[BEGIN Given data]

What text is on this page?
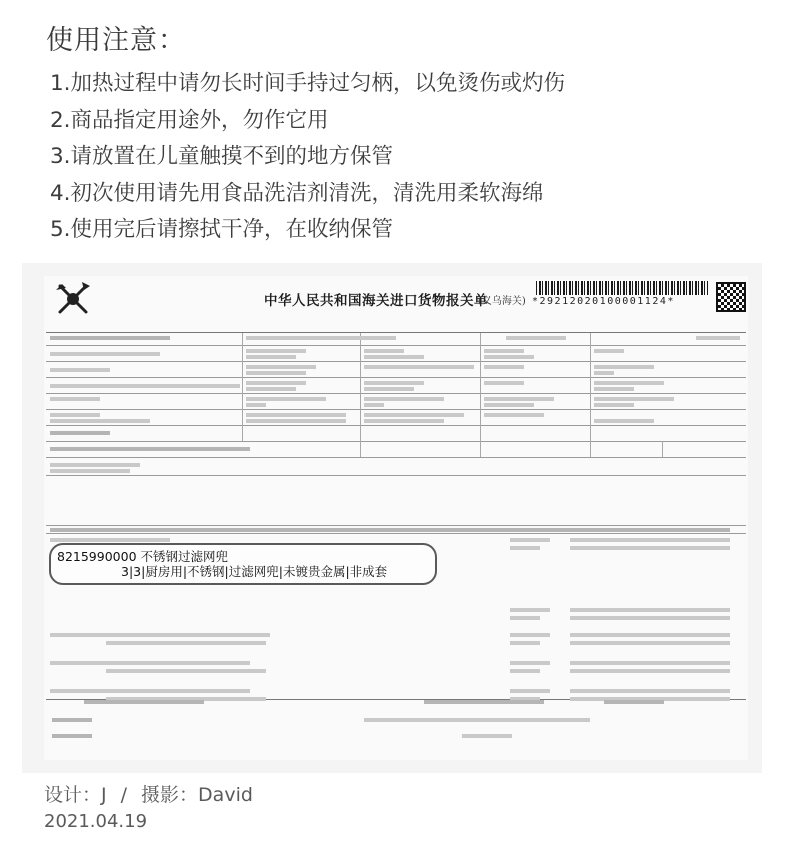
使用注意：
1.加热过程中请勿长时间手持过匀柄，以免烫伤或灼伤
2.商品指定用途外，勿作它用
3.请放置在儿童触摸不到的地方保管
4.初次使用请先用食品洗洁剂清洗，清洗用柔软海绵
5.使用完后请擦拭干净，在收纳保管
中华人民共和国海关进口货物报关单
(义乌海关) *29212020100001124*
8215990000 不锈钢过滤网兜
3|3|厨房用|不锈钢|过滤网兜|未镀贵金属|非成套
设计：J / 摄影：David
2021.04.19
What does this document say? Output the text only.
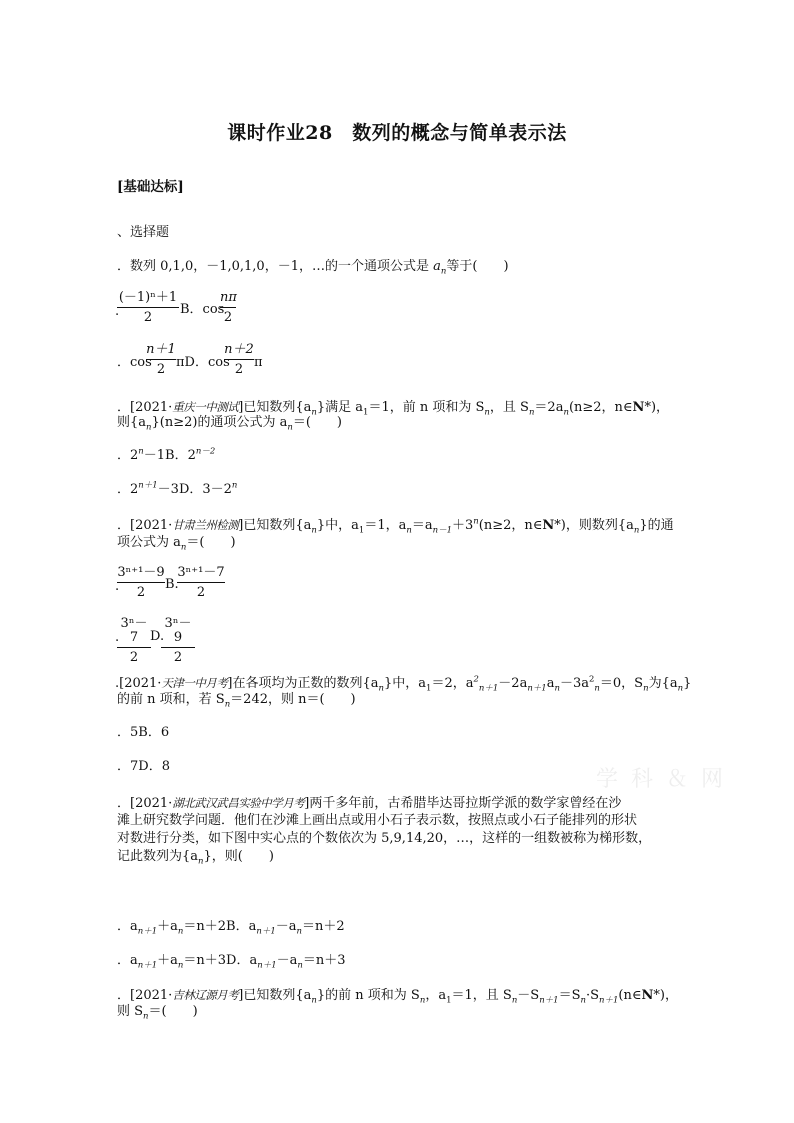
课时作业28　数列的概念与简单表示法
[基础达标]
、选择题
．数列 0,1,0，－1,0,1,0，－1，…的一个通项公式是 $a_n$等于(　　)
(－1)ⁿ＋1
2
.	B．cos
nπ
2
．cos
n＋1
2 πD．cos
n＋2
2 π
．[2021·重庆一中测试]已知数列$\{a_n\}$满足 $a_1=1$，前 n 项和为 $S_n$，且 $S_n=2a_n(n\ge 2$，n∈N*)，
则$\{a_n\}(n\ge 2)$的通项公式为 $a_n=$(　　)
．$2^n-1B$．$2^{n-2}$
．$2^{n+1}-3D$．$3-2^n$
．[2021·甘肃兰州检测]已知数列$\{a_n\}$中，$a_1=1$，$a_n=a_{n-1}+3^n(n\ge 2$，n∈N*)，则数列$\{a_n\}$的通
项公式为 $a_n=$(　　)
3ⁿ⁺¹－9
2
.	B.
3ⁿ⁺¹－7
2
3ⁿ－7
2
. D.
3ⁿ－9
2
.[2021·天津一中月考]在各项均为正数的数列$\{a_n\}$中，$a_1=2$，$a^2_{n+1}-2a_{n+1}a_n-3a^2_n=0$，$S_n$为$\{a_n\}$
的前 n 项和，若 $S_n=242$，则 n＝(　　)
．5B．6
．7D．8
．[2021·湖北武汉武昌实验中学月考]两千多年前，古希腊毕达哥拉斯学派的数学家曾经在沙
滩上研究数学问题．他们在沙滩上画出点或用小石子表示数，按照点或小石子能排列的形状
对数进行分类，如下图中实心点的个数依次为 5,9,14,20，…，这样的一组数被称为梯形数，
记此数列为$\{a_n\}$，则(　　)
．$a_{n+1}+a_n=n+2B$．$a_{n+1}-a_n=n+2$
．$a_{n+1}+a_n=n+3D$．$a_{n+1}-a_n=n+3$
．[2021·吉林辽源月考]已知数列$\{a_n\}$的前 n 项和为 $S_n$，$a_1=1$，且 $S_n-S_{n+1}=S_n\cdot S_{n+1}(n\in N*)$，
则 $S_n=$(　　)
学 科 ＆ 网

[END Given data]

- **Short task**
Copy the listing over exactly, skipping the pictures it holds.

- **Task answer**
What text is on this page?
使用注意：
1.加热过程中请勿长时间手持过匀柄，以免烫伤或灼伤
2.商品指定用途外，勿作它用
3.请放置在儿童触摸不到的地方保管
4.初次使用请先用食品洗洁剂清洗，清洗用柔软海绵
5.使用完后请擦拭干净，在收纳保管
中华人民共和国海关进口货物报关单
(义乌海关) *29212020100001124*
8215990000 不锈钢过滤网兜
3|3|厨房用|不锈钢|过滤网兜|未镀贵金属|非成套
设计：J / 摄影：David
2021.04.19
What does this document say? Output the text only.
课时作业28　数列的概念与简单表示法
[基础达标]
、选择题
．数列 0,1,0，－1,0,1,0，－1，…的一个通项公式是 $a_n$等于(　　)
(－1)ⁿ＋1
2
.	B．cos
nπ
2
．cos
n＋1
2 πD．cos
n＋2
2 π
．[2021·重庆一中测试]已知数列$\{a_n\}$满足 $a_1=1$，前 n 项和为 $S_n$，且 $S_n=2a_n(n\ge 2$，n∈N*)，
则$\{a_n\}(n\ge 2)$的通项公式为 $a_n=$(　　)
．$2^n-1B$．$2^{n-2}$
．$2^{n+1}-3D$．$3-2^n$
．[2021·甘肃兰州检测]已知数列$\{a_n\}$中，$a_1=1$，$a_n=a_{n-1}+3^n(n\ge 2$，n∈N*)，则数列$\{a_n\}$的通
项公式为 $a_n=$(　　)
3ⁿ⁺¹－9
2
.	B.
3ⁿ⁺¹－7
2
3ⁿ－7
2
. D.
3ⁿ－9
2
.[2021·天津一中月考]在各项均为正数的数列$\{a_n\}$中，$a_1=2$，$a^2_{n+1}-2a_{n+1}a_n-3a^2_n=0$，$S_n$为$\{a_n\}$
的前 n 项和，若 $S_n=242$，则 n＝(　　)
．5B．6
．7D．8
．[2021·湖北武汉武昌实验中学月考]两千多年前，古希腊毕达哥拉斯学派的数学家曾经在沙
滩上研究数学问题．他们在沙滩上画出点或用小石子表示数，按照点或小石子能排列的形状
对数进行分类，如下图中实心点的个数依次为 5,9,14,20，…，这样的一组数被称为梯形数，
记此数列为$\{a_n\}$，则(　　)
．$a_{n+1}+a_n=n+2B$．$a_{n+1}-a_n=n+2$
．$a_{n+1}+a_n=n+3D$．$a_{n+1}-a_n=n+3$
．[2021·吉林辽源月考]已知数列$\{a_n\}$的前 n 项和为 $S_n$，$a_1=1$，且 $S_n-S_{n+1}=S_n\cdot S_{n+1}(n\in N*)$，
则 $S_n=$(　　)
学 科 ＆ 网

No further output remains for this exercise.